### YOUR GOAL
Print the lines of the records below, starting at the line containing "country-label: MY — [166, 278, 178, 287]" and ending at the line containing "country-label: ID — [729, 295, 737, 304]", keeping both of those lines.

[Element and region listings]
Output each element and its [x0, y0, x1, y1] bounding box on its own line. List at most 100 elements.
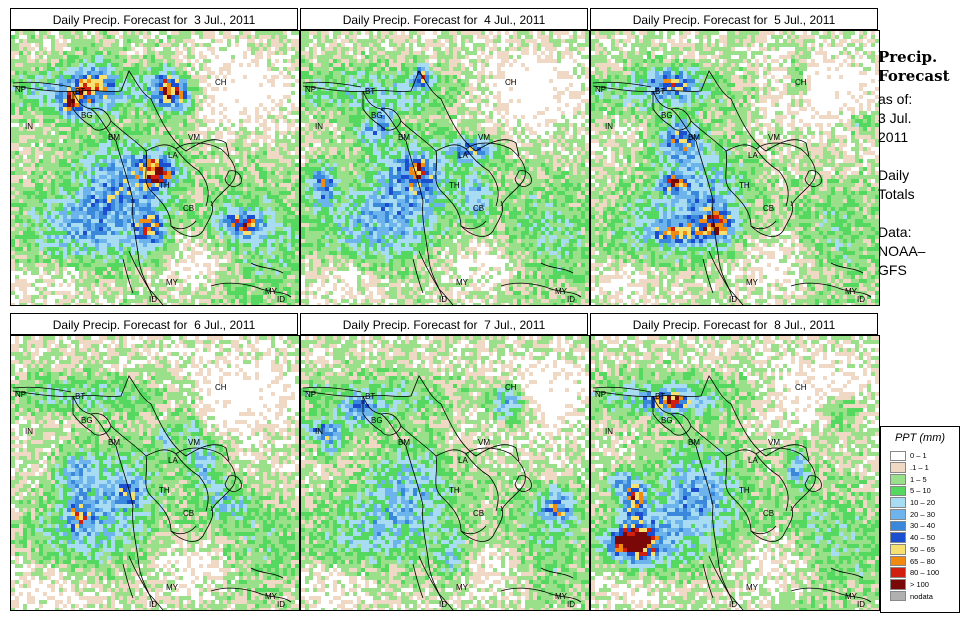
country-label: MY — [166, 278, 178, 287]
country-label: BM — [108, 133, 120, 142]
country-label: CB — [183, 509, 194, 518]
precip-map: CH NP BT BG IN BM VM LA TH CB MY ID MY ID — [590, 30, 880, 306]
legend-entry: 65 – 80 — [890, 555, 939, 567]
country-label: ID — [149, 600, 157, 609]
legend-swatch — [890, 590, 906, 602]
legend-label: 30 – 40 — [910, 521, 935, 530]
forecast-panel: Daily Precip. Forecast for 7 Jul., 2011 C… — [300, 313, 590, 611]
legend-swatch — [890, 532, 906, 543]
country-label: TH — [739, 181, 750, 190]
precip-grid — [301, 31, 589, 305]
country-label: CH — [505, 383, 517, 392]
country-label: ID — [567, 600, 575, 609]
data-source: Data: NOAA– GFS — [878, 223, 963, 280]
country-label: BT — [75, 392, 85, 401]
legend-entries: 0 – 1 .1 – 1 1 – 5 5 – 10 10 – 20 20 – 30 30 –… — [890, 450, 939, 602]
country-label: LA — [748, 456, 758, 465]
country-label: LA — [458, 151, 468, 160]
precip-grid — [301, 336, 589, 610]
legend-entry: 50 – 65 — [890, 544, 939, 556]
country-label: ID — [439, 295, 447, 304]
country-label: CH — [215, 78, 227, 87]
country-label: MY — [555, 287, 567, 296]
country-label: CB — [473, 509, 484, 518]
precip-map: CH NP BT BG IN BM VM LA TH CB MY ID MY ID — [300, 335, 590, 611]
legend-swatch — [890, 485, 906, 497]
forecast-panel: Daily Precip. Forecast for 3 Jul., 2011 C… — [10, 8, 300, 306]
country-label: VM — [478, 133, 490, 142]
legend-label: > 100 — [910, 580, 929, 589]
country-label: CH — [795, 383, 807, 392]
precip-map: CH NP BT BG IN BM VM LA TH CB MY ID MY ID — [10, 335, 300, 611]
legend-swatch — [890, 497, 906, 508]
legend-swatch — [890, 544, 906, 555]
country-label: ID — [857, 600, 865, 609]
country-label: BG — [81, 111, 93, 120]
panel-title: Daily Precip. Forecast for 8 Jul., 2011 — [590, 313, 878, 335]
country-label: MY — [456, 583, 468, 592]
country-label: ID — [729, 295, 737, 304]
legend-title: PPT (mm) — [881, 432, 959, 445]
country-label: LA — [168, 456, 178, 465]
country-label: IN — [315, 122, 323, 131]
legend-entry: nodata — [890, 590, 939, 602]
country-label: NP — [305, 390, 316, 399]
legend-entry: 30 – 40 — [890, 520, 939, 532]
legend-swatch — [890, 567, 906, 579]
sidebar-info: Precip. Forecast as of: 3 Jul. 2011 Dail… — [878, 48, 963, 280]
precip-map: CH NP BT BG IN BM VM LA TH CB MY ID MY ID — [10, 30, 300, 306]
legend-label: 20 – 30 — [910, 510, 935, 519]
country-label: BM — [688, 133, 700, 142]
country-label: ID — [857, 295, 865, 304]
country-label: NP — [595, 85, 606, 94]
country-label: ID — [149, 295, 157, 304]
precip-grid — [11, 31, 299, 305]
country-label: VM — [188, 438, 200, 447]
country-label: BG — [371, 111, 383, 120]
country-label: BM — [398, 133, 410, 142]
country-label: ID — [567, 295, 575, 304]
legend-label: 65 – 80 — [910, 557, 935, 566]
country-label: NP — [305, 85, 316, 94]
legend-label: nodata — [910, 592, 933, 601]
country-label: BG — [371, 416, 383, 425]
precip-grid — [591, 31, 879, 305]
legend-swatch — [890, 450, 906, 462]
country-label: IN — [25, 122, 33, 131]
panel-title: Daily Precip. Forecast for 7 Jul., 2011 — [300, 313, 588, 335]
country-label: VM — [478, 438, 490, 447]
legend-entry: 5 – 10 — [890, 485, 939, 497]
country-label: MY — [746, 583, 758, 592]
legend-label: 5 – 10 — [910, 486, 931, 495]
country-label: BG — [81, 416, 93, 425]
country-label: MY — [746, 278, 758, 287]
legend-entry: 20 – 30 — [890, 508, 939, 520]
country-label: IN — [315, 427, 323, 436]
country-label: MY — [845, 592, 857, 601]
precip-map: CH NP BT BG IN BM VM LA TH CB MY ID MY ID — [590, 335, 880, 611]
legend-swatch — [890, 473, 906, 485]
country-label: CH — [505, 78, 517, 87]
legend-entry: .1 – 1 — [890, 462, 939, 474]
panel-title: Daily Precip. Forecast for 6 Jul., 2011 — [10, 313, 298, 335]
legend-label: .1 – 1 — [910, 463, 929, 472]
legend-swatch — [890, 520, 906, 532]
country-label: NP — [595, 390, 606, 399]
sidebar-heading: Precip. Forecast — [878, 48, 963, 86]
country-label: ID — [729, 600, 737, 609]
country-label: TH — [159, 181, 170, 190]
legend-entry: 0 – 1 — [890, 450, 939, 462]
legend-swatch — [890, 462, 906, 473]
legend-swatch — [890, 579, 906, 590]
period-text: Daily Totals — [878, 166, 963, 204]
country-label: CH — [215, 383, 227, 392]
country-label: TH — [449, 486, 460, 495]
country-label: CB — [183, 204, 194, 213]
country-label: BM — [398, 438, 410, 447]
country-label: MY — [265, 287, 277, 296]
country-label: BT — [655, 392, 665, 401]
legend-label: 0 – 1 — [910, 451, 927, 460]
precip-grid — [11, 336, 299, 610]
country-label: MY — [845, 287, 857, 296]
forecast-panel: Daily Precip. Forecast for 4 Jul., 2011 C… — [300, 8, 590, 306]
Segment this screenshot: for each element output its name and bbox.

### EXPECTED OUTPUT
country-label: MY — [166, 278, 178, 287]
country-label: BM — [108, 133, 120, 142]
country-label: CB — [183, 509, 194, 518]
precip-map: CH NP BT BG IN BM VM LA TH CB MY ID MY ID — [590, 30, 880, 306]
legend-entry: 65 – 80 — [890, 555, 939, 567]
country-label: ID — [149, 600, 157, 609]
legend-swatch — [890, 590, 906, 602]
legend-label: 30 – 40 — [910, 521, 935, 530]
forecast-panel: Daily Precip. Forecast for 7 Jul., 2011 C… — [300, 313, 590, 611]
legend-swatch — [890, 532, 906, 543]
country-label: TH — [739, 181, 750, 190]
precip-grid — [301, 31, 589, 305]
country-label: CH — [505, 383, 517, 392]
country-label: ID — [567, 600, 575, 609]
data-source: Data: NOAA– GFS — [878, 223, 963, 280]
country-label: BT — [75, 392, 85, 401]
legend-entries: 0 – 1 .1 – 1 1 – 5 5 – 10 10 – 20 20 – 30 30 –… — [890, 450, 939, 602]
country-label: LA — [748, 456, 758, 465]
country-label: LA — [458, 151, 468, 160]
precip-grid — [301, 336, 589, 610]
legend-entry: 50 – 65 — [890, 544, 939, 556]
country-label: ID — [439, 295, 447, 304]
country-label: CH — [215, 78, 227, 87]
country-label: MY — [555, 287, 567, 296]
country-label: CB — [473, 509, 484, 518]
precip-map: CH NP BT BG IN BM VM LA TH CB MY ID MY ID — [300, 335, 590, 611]
legend-swatch — [890, 485, 906, 497]
forecast-panel: Daily Precip. Forecast for 3 Jul., 2011 C… — [10, 8, 300, 306]
country-label: VM — [478, 133, 490, 142]
legend-label: > 100 — [910, 580, 929, 589]
country-label: CH — [795, 383, 807, 392]
precip-map: CH NP BT BG IN BM VM LA TH CB MY ID MY ID — [10, 335, 300, 611]
legend-swatch — [890, 497, 906, 508]
legend-swatch — [890, 544, 906, 555]
country-label: ID — [857, 600, 865, 609]
country-label: BG — [81, 111, 93, 120]
panel-title: Daily Precip. Forecast for 8 Jul., 2011 — [590, 313, 878, 335]
country-label: MY — [456, 583, 468, 592]
country-label: ID — [729, 295, 737, 304]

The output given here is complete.